═════ Stored rows ═════

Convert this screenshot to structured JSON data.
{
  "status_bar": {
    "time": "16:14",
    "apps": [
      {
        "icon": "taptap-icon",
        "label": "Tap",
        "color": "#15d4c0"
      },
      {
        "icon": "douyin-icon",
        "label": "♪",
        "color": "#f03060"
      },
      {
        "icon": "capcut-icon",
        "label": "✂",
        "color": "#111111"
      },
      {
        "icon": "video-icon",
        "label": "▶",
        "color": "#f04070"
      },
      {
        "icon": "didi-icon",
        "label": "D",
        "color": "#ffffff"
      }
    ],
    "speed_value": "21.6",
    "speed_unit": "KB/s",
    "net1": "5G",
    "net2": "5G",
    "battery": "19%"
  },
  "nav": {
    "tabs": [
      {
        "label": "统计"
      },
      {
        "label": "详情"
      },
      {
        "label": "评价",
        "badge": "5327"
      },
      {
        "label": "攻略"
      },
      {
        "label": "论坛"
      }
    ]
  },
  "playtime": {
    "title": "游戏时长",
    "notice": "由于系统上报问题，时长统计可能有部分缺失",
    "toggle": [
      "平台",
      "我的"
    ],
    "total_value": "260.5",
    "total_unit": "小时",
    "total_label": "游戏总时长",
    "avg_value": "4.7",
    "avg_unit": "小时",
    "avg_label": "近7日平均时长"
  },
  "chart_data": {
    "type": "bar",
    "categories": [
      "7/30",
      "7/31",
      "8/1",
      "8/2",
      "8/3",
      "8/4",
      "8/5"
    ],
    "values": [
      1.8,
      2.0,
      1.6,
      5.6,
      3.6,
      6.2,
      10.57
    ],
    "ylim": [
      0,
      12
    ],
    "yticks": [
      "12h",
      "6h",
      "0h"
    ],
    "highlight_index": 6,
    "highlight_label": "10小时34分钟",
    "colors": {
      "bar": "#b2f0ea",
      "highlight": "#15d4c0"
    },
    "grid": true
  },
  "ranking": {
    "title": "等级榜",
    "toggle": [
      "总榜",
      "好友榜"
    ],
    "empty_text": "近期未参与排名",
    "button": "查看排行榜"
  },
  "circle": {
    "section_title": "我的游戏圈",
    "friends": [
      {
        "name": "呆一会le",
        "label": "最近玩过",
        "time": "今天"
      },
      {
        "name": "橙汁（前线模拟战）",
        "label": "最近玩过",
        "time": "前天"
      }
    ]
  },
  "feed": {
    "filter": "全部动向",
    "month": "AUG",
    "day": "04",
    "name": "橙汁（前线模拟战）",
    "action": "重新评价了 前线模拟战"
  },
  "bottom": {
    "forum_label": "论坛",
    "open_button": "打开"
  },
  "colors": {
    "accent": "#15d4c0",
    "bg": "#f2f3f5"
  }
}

═════

> [What you are asked to do]: From the first line to the last, retype the data exactly.

> [Written response]:
Convert this screenshot to structured JSON data.
{
  "status_bar": {
    "time": "16:14",
    "apps": [
      {
        "icon": "taptap-icon",
        "label": "Tap",
        "color": "#15d4c0"
      },
      {
        "icon": "douyin-icon",
        "label": "♪",
        "color": "#f03060"
      },
      {
        "icon": "capcut-icon",
        "label": "✂",
        "color": "#111111"
      },
      {
        "icon": "video-icon",
        "label": "▶",
        "color": "#f04070"
      },
      {
        "icon": "didi-icon",
        "label": "D",
        "color": "#ffffff"
      }
    ],
    "speed_value": "21.6",
    "speed_unit": "KB/s",
    "net1": "5G",
    "net2": "5G",
    "battery": "19%"
  },
  "nav": {
    "tabs": [
      {
        "label": "统计"
      },
      {
        "label": "详情"
      },
      {
        "label": "评价",
        "badge": "5327"
      },
      {
        "label": "攻略"
      },
      {
        "label": "论坛"
      }
    ]
  },
  "playtime": {
    "title": "游戏时长",
    "notice": "由于系统上报问题，时长统计可能有部分缺失",
    "toggle": [
      "平台",
      "我的"
    ],
    "total_value": "260.5",
    "total_unit": "小时",
    "total_label": "游戏总时长",
    "avg_value": "4.7",
    "avg_unit": "小时",
    "avg_label": "近7日平均时长"
  },
  "chart_data": {
    "type": "bar",
    "categories": [
      "7/30",
      "7/31",
      "8/1",
      "8/2",
      "8/3",
      "8/4",
      "8/5"
    ],
    "values": [
      1.8,
      2.0,
      1.6,
      5.6,
      3.6,
      6.2,
      10.57
    ],
    "ylim": [
      0,
      12
    ],
    "yticks": [
      "12h",
      "6h",
      "0h"
    ],
    "highlight_index": 6,
    "highlight_label": "10小时34分钟",
    "colors": {
      "bar": "#b2f0ea",
      "highlight": "#15d4c0"
    },
    "grid": true
  },
  "ranking": {
    "title": "等级榜",
    "toggle": [
      "总榜",
      "好友榜"
    ],
    "empty_text": "近期未参与排名",
    "button": "查看排行榜"
  },
  "circle": {
    "section_title": "我的游戏圈",
    "friends": [
      {
        "name": "呆一会le",
        "label": "最近玩过",
        "time": "今天"
      },
      {
        "name": "橙汁（前线模拟战）",
        "label": "最近玩过",
        "time": "前天"
      }
    ]
  },
  "feed": {
    "filter": "全部动向",
    "month": "AUG",
    "day": "04",
    "name": "橙汁（前线模拟战）",
    "action": "重新评价了 前线模拟战"
  },
  "bottom": {
    "forum_label": "论坛",
    "open_button": "打开"
  },
  "colors": {
    "accent": "#15d4c0",
    "bg": "#f2f3f5"
  }
}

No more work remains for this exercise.